Exercise instructions: Make an exact copy of the data below, leaving out every picture.

-- Start --

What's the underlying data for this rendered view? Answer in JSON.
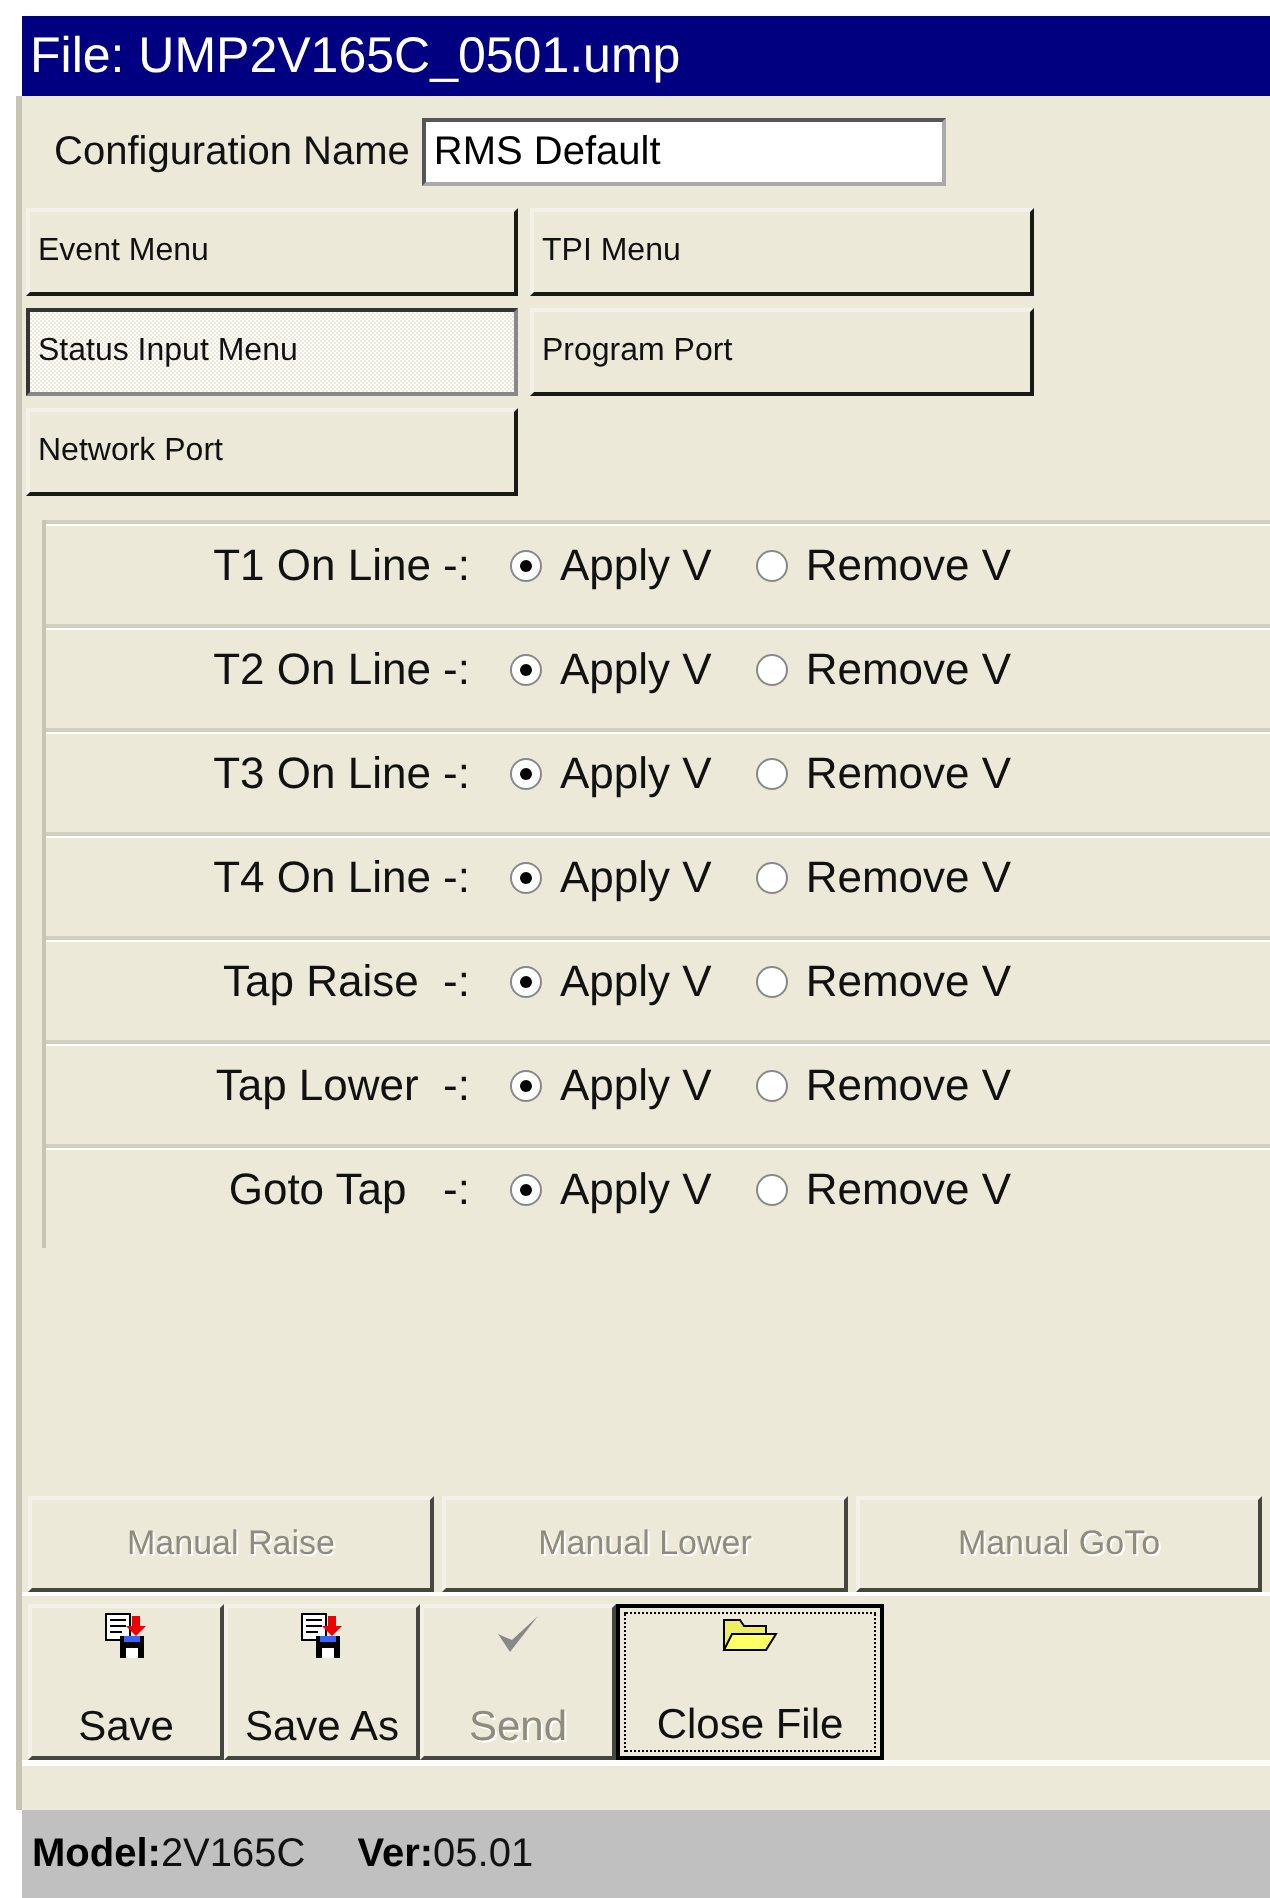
{
  "window": {
    "title": "File: UMP2V165C_0501.ump"
  },
  "config": {
    "label": "Configuration Name",
    "value": "RMS Default"
  },
  "menu_buttons": [
    {
      "label": "Event Menu",
      "selected": false
    },
    {
      "label": "TPI Menu",
      "selected": false
    },
    {
      "label": "Status Input Menu",
      "selected": true
    },
    {
      "label": "Program Port",
      "selected": false
    },
    {
      "label": "Network Port",
      "selected": false
    }
  ],
  "status_inputs": [
    {
      "label": "T1 On Line -:",
      "options": [
        {
          "label": "Apply V",
          "selected": true
        },
        {
          "label": "Remove V",
          "selected": false
        }
      ]
    },
    {
      "label": "T2 On Line -:",
      "options": [
        {
          "label": "Apply V",
          "selected": true
        },
        {
          "label": "Remove V",
          "selected": false
        }
      ]
    },
    {
      "label": "T3 On Line -:",
      "options": [
        {
          "label": "Apply V",
          "selected": true
        },
        {
          "label": "Remove V",
          "selected": false
        }
      ]
    },
    {
      "label": "T4 On Line -:",
      "options": [
        {
          "label": "Apply V",
          "selected": true
        },
        {
          "label": "Remove V",
          "selected": false
        }
      ]
    },
    {
      "label": "Tap Raise  -:",
      "options": [
        {
          "label": "Apply V",
          "selected": true
        },
        {
          "label": "Remove V",
          "selected": false
        }
      ]
    },
    {
      "label": "Tap Lower  -:",
      "options": [
        {
          "label": "Apply V",
          "selected": true
        },
        {
          "label": "Remove V",
          "selected": false
        }
      ]
    },
    {
      "label": "Goto Tap   -:",
      "options": [
        {
          "label": "Apply V",
          "selected": true
        },
        {
          "label": "Remove V",
          "selected": false
        }
      ]
    }
  ],
  "manual_buttons": [
    {
      "label": "Manual Raise",
      "disabled": true
    },
    {
      "label": "Manual Lower",
      "disabled": true
    },
    {
      "label": "Manual GoTo",
      "disabled": true
    }
  ],
  "toolbar": [
    {
      "label": "Save",
      "kind": "save",
      "disabled": false,
      "focused": false
    },
    {
      "label": "Save As",
      "kind": "save",
      "disabled": false,
      "focused": false
    },
    {
      "label": "Send",
      "kind": "check",
      "disabled": true,
      "focused": false
    },
    {
      "label": "Close File",
      "kind": "folder",
      "disabled": false,
      "focused": true
    }
  ],
  "status_bar": [
    {
      "label": "Model:",
      "value": "2V165C"
    },
    {
      "label": "Ver:",
      "value": "05.01"
    }
  ]
}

-- End --

Answer to this exercise:
What's the underlying data for this rendered view? Answer in JSON.
{
  "window": {
    "title": "File: UMP2V165C_0501.ump"
  },
  "config": {
    "label": "Configuration Name",
    "value": "RMS Default"
  },
  "menu_buttons": [
    {
      "label": "Event Menu",
      "selected": false
    },
    {
      "label": "TPI Menu",
      "selected": false
    },
    {
      "label": "Status Input Menu",
      "selected": true
    },
    {
      "label": "Program Port",
      "selected": false
    },
    {
      "label": "Network Port",
      "selected": false
    }
  ],
  "status_inputs": [
    {
      "label": "T1 On Line -:",
      "options": [
        {
          "label": "Apply V",
          "selected": true
        },
        {
          "label": "Remove V",
          "selected": false
        }
      ]
    },
    {
      "label": "T2 On Line -:",
      "options": [
        {
          "label": "Apply V",
          "selected": true
        },
        {
          "label": "Remove V",
          "selected": false
        }
      ]
    },
    {
      "label": "T3 On Line -:",
      "options": [
        {
          "label": "Apply V",
          "selected": true
        },
        {
          "label": "Remove V",
          "selected": false
        }
      ]
    },
    {
      "label": "T4 On Line -:",
      "options": [
        {
          "label": "Apply V",
          "selected": true
        },
        {
          "label": "Remove V",
          "selected": false
        }
      ]
    },
    {
      "label": "Tap Raise  -:",
      "options": [
        {
          "label": "Apply V",
          "selected": true
        },
        {
          "label": "Remove V",
          "selected": false
        }
      ]
    },
    {
      "label": "Tap Lower  -:",
      "options": [
        {
          "label": "Apply V",
          "selected": true
        },
        {
          "label": "Remove V",
          "selected": false
        }
      ]
    },
    {
      "label": "Goto Tap   -:",
      "options": [
        {
          "label": "Apply V",
          "selected": true
        },
        {
          "label": "Remove V",
          "selected": false
        }
      ]
    }
  ],
  "manual_buttons": [
    {
      "label": "Manual Raise",
      "disabled": true
    },
    {
      "label": "Manual Lower",
      "disabled": true
    },
    {
      "label": "Manual GoTo",
      "disabled": true
    }
  ],
  "toolbar": [
    {
      "label": "Save",
      "kind": "save",
      "disabled": false,
      "focused": false
    },
    {
      "label": "Save As",
      "kind": "save",
      "disabled": false,
      "focused": false
    },
    {
      "label": "Send",
      "kind": "check",
      "disabled": true,
      "focused": false
    },
    {
      "label": "Close File",
      "kind": "folder",
      "disabled": false,
      "focused": true
    }
  ],
  "status_bar": [
    {
      "label": "Model:",
      "value": "2V165C"
    },
    {
      "label": "Ver:",
      "value": "05.01"
    }
  ]
}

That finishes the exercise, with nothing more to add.